**Description of the task:**
Take each line that has the word "title" and return it.

[Records shown start]

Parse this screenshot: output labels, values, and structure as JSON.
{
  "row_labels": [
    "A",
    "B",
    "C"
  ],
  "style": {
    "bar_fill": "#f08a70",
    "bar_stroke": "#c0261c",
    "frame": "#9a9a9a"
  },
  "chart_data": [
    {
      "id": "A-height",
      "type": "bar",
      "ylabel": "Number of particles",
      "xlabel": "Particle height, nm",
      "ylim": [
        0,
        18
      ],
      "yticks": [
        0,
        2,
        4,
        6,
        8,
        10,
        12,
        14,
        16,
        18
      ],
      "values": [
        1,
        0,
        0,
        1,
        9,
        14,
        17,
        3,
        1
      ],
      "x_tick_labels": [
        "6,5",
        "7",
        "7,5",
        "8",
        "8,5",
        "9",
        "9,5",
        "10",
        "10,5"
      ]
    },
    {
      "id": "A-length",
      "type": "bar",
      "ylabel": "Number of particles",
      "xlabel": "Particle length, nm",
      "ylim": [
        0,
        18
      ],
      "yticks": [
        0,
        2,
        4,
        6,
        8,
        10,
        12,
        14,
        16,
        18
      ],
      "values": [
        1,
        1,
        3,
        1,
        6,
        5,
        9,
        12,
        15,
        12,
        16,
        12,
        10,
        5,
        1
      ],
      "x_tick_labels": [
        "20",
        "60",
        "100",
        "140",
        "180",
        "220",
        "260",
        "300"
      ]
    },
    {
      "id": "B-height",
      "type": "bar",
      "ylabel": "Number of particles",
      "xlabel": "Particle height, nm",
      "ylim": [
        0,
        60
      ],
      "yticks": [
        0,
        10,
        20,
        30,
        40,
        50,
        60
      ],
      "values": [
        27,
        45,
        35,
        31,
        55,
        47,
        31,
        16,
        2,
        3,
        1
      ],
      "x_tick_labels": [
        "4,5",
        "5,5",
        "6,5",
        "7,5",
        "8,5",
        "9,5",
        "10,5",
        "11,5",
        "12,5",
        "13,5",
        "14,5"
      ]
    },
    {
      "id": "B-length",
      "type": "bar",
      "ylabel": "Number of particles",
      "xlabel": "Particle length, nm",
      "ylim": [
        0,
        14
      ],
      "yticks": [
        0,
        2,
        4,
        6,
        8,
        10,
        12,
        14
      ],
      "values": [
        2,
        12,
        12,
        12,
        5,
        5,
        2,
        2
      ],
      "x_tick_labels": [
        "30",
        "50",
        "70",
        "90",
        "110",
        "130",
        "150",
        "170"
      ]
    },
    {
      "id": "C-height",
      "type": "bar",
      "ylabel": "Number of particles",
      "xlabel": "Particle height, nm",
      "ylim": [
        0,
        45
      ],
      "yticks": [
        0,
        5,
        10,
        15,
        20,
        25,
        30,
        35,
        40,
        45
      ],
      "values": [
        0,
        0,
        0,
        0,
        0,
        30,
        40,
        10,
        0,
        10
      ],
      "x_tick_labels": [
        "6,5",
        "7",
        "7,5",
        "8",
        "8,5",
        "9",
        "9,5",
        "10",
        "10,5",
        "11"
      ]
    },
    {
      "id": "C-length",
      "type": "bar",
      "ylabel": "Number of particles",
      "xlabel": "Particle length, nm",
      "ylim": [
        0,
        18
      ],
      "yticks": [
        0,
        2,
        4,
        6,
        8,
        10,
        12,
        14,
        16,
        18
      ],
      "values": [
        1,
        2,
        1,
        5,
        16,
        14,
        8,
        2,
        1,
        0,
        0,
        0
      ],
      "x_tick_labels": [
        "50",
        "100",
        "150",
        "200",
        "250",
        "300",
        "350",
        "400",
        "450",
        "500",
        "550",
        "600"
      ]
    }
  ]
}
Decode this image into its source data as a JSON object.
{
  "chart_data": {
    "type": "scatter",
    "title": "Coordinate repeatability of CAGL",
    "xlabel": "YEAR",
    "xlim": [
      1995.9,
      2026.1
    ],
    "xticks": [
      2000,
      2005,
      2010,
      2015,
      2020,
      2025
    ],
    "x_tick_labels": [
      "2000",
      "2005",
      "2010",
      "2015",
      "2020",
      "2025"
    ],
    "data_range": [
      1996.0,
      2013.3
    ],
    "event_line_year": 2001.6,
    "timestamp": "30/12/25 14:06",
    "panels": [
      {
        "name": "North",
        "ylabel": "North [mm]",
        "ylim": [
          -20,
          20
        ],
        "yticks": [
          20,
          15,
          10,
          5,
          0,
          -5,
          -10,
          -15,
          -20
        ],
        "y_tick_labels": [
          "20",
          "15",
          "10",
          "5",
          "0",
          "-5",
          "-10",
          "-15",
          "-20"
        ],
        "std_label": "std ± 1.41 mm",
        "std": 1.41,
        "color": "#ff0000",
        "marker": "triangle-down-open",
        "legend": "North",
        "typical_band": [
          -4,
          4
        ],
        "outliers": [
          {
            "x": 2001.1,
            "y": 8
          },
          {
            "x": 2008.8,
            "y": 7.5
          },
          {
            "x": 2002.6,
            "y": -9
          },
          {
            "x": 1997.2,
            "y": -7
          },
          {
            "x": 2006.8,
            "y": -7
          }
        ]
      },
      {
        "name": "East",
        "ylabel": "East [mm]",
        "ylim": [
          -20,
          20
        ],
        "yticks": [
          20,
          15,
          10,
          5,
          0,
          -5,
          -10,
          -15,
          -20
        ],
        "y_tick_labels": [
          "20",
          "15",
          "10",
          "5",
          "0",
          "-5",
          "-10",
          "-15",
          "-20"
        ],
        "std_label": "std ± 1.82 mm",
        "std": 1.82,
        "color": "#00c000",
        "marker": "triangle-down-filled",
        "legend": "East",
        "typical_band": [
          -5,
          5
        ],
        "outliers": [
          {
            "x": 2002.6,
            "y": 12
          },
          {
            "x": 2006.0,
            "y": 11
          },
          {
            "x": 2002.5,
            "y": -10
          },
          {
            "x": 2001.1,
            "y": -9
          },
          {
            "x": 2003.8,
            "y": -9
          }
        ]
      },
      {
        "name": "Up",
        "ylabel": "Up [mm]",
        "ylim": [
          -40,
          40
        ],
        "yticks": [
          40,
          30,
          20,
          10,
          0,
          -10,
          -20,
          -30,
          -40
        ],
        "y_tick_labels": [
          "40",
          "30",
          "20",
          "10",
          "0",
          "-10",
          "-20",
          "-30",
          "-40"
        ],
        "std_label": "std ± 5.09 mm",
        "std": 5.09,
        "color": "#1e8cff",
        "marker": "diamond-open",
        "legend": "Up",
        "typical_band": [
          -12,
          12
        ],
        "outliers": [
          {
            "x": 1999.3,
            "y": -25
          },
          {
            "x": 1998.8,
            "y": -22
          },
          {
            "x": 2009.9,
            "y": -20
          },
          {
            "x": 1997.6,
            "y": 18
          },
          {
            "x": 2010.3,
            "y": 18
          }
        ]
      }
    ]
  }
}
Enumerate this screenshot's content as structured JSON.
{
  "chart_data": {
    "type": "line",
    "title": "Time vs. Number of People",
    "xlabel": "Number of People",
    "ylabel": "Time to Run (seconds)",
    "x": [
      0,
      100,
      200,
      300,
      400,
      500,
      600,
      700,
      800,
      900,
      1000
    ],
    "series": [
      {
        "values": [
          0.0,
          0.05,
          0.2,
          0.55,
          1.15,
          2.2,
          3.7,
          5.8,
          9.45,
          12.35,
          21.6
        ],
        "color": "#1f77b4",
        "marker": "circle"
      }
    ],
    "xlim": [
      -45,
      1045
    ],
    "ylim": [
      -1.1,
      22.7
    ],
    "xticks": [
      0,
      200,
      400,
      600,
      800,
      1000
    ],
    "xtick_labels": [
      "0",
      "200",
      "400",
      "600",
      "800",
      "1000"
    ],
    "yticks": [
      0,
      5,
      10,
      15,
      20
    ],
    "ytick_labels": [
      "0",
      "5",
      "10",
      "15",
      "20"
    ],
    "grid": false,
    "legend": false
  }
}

[Records shown end]

**Exercise answer:**
    "title": "Coordinate repeatability of CAGL",
    "title": "Time vs. Number of People",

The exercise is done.